* Task statement *
Only lines with the word "symbol" are needed; collect each of them from the listing below.

------ Material for this exercise

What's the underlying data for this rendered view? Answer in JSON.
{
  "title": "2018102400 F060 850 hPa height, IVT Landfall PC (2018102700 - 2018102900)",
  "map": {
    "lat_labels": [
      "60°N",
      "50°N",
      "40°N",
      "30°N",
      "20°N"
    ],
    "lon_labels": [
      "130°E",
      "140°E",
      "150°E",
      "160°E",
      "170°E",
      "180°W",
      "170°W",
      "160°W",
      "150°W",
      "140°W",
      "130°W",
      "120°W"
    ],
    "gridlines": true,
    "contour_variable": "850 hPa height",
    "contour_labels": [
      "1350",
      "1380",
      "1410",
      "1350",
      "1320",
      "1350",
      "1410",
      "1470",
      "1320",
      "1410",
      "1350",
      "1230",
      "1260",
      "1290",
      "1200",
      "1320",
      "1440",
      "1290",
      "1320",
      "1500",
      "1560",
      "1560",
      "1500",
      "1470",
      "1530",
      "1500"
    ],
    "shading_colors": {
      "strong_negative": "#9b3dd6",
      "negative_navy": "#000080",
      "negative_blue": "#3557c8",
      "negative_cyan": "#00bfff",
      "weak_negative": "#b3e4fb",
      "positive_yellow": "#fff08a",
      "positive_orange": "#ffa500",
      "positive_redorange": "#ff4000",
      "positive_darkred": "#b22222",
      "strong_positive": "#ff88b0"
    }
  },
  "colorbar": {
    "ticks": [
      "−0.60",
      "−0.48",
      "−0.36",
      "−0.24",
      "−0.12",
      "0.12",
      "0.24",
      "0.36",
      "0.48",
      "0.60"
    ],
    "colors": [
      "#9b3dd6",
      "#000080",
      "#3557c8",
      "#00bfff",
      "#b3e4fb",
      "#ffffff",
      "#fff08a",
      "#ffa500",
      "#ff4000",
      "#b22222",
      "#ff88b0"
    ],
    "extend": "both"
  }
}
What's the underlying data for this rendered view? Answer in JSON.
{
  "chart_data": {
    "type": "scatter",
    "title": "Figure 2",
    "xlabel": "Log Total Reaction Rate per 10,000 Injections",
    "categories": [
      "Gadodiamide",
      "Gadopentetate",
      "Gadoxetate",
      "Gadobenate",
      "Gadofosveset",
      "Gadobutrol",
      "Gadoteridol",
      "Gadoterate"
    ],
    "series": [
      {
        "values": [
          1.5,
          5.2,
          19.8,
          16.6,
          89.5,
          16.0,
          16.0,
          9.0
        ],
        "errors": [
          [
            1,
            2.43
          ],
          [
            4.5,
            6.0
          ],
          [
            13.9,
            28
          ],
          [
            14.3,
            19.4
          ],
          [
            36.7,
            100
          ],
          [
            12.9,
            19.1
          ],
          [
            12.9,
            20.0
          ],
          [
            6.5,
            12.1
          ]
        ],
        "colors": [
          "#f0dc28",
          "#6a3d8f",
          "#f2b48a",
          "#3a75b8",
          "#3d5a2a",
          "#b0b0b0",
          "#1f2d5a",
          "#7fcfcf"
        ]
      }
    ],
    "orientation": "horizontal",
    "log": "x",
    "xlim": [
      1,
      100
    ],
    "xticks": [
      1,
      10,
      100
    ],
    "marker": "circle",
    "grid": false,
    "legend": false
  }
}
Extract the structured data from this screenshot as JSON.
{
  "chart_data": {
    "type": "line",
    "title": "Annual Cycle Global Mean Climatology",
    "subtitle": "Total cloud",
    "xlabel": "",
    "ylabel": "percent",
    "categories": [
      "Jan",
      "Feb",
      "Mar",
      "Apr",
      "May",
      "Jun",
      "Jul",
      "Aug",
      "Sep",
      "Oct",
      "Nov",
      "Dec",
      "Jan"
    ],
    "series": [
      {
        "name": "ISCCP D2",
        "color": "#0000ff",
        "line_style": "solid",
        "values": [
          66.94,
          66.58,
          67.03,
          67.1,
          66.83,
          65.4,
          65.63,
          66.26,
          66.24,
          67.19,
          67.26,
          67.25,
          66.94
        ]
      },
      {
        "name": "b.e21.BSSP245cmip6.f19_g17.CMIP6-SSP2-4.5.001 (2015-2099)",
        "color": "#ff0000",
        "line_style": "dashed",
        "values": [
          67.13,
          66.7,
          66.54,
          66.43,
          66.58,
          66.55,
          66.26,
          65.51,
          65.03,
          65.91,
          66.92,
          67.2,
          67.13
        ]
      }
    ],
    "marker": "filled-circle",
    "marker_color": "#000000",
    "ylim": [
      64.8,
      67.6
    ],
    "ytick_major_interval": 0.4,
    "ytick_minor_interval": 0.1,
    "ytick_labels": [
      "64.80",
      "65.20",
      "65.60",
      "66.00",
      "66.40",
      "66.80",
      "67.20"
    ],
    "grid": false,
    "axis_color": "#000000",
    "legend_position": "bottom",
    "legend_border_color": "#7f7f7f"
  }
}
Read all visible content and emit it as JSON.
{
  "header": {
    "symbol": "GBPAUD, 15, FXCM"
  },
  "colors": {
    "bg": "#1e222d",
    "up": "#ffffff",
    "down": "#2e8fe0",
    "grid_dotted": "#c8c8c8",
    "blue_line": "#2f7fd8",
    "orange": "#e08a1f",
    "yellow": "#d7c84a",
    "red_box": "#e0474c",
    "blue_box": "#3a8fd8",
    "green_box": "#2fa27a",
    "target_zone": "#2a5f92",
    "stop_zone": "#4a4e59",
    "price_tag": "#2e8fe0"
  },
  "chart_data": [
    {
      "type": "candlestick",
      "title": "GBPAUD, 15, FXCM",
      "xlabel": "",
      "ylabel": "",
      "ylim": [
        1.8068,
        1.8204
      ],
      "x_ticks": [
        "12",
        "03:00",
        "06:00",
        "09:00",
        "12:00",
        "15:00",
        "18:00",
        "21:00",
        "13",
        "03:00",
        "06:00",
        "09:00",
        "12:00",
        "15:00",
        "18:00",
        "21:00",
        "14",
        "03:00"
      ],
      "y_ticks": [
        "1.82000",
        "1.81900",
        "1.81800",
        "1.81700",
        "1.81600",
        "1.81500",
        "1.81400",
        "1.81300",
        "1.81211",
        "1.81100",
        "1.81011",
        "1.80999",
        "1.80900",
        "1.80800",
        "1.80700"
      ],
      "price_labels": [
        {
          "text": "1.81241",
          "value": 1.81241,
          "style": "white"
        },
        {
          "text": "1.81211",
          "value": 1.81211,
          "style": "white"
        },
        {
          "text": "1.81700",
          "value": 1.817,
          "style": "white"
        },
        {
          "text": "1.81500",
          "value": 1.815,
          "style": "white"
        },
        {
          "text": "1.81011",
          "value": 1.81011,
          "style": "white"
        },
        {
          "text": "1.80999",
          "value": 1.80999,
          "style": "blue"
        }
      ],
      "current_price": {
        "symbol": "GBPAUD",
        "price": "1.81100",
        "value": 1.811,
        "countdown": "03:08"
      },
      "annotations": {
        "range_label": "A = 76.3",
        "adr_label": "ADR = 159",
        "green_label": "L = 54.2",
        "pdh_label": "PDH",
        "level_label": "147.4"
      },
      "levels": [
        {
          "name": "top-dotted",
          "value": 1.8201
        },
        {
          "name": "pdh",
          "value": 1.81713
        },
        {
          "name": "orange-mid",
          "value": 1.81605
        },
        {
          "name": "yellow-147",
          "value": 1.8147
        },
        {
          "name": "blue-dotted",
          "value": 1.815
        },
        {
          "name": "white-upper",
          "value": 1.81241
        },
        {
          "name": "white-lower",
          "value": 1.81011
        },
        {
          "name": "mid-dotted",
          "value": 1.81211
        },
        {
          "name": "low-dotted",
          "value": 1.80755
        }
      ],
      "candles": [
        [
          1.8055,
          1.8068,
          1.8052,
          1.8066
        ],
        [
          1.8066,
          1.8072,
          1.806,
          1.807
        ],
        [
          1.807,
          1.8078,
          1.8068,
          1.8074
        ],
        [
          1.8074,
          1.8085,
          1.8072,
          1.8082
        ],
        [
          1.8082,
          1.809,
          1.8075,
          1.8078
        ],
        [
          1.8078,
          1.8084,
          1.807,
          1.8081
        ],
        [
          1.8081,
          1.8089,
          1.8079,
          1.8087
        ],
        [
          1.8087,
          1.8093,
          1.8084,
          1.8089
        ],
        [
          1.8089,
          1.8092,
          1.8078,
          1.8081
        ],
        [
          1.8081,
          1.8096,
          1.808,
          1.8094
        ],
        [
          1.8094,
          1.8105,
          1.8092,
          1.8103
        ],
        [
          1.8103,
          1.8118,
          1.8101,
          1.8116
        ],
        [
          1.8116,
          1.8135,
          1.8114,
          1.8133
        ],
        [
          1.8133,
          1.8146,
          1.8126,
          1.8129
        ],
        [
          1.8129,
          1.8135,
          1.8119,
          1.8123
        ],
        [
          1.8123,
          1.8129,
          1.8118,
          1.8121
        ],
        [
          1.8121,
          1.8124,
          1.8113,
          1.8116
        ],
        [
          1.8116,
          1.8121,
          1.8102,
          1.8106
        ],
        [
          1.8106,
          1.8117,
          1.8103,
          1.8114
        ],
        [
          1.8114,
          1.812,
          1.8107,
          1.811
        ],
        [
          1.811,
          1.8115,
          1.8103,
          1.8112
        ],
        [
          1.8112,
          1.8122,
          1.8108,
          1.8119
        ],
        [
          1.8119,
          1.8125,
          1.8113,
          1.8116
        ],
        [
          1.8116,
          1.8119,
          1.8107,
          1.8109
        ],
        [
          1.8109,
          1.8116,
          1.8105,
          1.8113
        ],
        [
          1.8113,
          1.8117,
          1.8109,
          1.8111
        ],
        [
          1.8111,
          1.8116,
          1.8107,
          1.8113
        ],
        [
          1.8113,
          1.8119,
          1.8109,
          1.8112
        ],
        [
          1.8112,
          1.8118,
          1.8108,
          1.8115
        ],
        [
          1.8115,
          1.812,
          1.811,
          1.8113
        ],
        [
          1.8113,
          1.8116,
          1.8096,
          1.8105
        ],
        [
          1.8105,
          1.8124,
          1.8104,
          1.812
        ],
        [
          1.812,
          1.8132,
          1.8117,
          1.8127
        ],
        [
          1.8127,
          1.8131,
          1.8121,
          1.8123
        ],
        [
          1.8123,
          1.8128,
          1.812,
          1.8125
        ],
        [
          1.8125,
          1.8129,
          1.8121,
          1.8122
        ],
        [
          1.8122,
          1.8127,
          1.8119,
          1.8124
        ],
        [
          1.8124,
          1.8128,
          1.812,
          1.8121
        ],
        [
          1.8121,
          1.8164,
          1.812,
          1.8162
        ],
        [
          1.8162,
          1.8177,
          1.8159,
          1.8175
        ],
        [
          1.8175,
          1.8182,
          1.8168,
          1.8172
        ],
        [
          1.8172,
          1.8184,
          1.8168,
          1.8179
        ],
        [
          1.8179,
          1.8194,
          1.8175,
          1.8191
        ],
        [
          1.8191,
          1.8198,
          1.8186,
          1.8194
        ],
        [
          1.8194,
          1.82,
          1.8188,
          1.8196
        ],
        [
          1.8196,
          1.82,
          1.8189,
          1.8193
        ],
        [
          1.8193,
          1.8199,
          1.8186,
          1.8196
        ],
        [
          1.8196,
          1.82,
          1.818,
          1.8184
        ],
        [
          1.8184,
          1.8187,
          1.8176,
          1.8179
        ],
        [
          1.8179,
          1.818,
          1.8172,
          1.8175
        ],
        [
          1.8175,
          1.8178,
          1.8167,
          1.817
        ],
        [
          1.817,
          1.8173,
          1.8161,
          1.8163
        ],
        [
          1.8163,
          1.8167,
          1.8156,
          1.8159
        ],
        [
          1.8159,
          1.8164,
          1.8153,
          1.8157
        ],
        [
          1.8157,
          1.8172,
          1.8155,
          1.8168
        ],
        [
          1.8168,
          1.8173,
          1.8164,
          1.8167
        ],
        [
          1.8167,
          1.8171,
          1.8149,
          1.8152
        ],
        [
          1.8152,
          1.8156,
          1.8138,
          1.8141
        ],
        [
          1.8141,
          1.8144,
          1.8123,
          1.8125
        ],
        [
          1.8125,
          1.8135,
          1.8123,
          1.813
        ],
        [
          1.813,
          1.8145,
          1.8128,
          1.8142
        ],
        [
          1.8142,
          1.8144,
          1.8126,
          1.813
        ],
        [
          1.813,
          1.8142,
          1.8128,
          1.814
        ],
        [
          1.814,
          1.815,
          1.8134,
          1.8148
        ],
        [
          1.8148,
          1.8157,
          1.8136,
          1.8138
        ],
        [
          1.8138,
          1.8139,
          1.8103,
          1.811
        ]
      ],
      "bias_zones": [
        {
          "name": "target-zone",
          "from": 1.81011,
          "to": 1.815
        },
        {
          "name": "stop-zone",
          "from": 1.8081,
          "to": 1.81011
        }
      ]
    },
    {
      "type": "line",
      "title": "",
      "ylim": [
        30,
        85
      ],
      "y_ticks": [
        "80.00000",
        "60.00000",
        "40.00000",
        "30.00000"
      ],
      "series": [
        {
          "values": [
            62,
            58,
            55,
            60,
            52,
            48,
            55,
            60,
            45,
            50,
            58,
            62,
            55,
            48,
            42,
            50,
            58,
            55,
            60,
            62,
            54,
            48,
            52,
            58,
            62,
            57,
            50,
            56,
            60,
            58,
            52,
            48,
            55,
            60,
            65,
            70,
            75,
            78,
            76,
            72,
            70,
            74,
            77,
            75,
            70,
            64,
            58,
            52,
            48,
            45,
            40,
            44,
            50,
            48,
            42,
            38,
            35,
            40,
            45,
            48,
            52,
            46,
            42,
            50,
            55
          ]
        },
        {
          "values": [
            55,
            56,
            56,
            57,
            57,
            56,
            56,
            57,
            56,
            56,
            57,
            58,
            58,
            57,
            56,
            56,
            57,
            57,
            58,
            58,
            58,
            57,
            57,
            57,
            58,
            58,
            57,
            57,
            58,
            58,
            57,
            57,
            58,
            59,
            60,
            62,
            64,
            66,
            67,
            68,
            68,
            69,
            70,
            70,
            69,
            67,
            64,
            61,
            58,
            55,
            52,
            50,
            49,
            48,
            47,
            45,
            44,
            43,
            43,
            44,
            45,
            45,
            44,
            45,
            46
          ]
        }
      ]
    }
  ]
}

------------

* The answer *
    "symbol": "GBPAUD, 15, FXCM"
        "symbol": "GBPAUD",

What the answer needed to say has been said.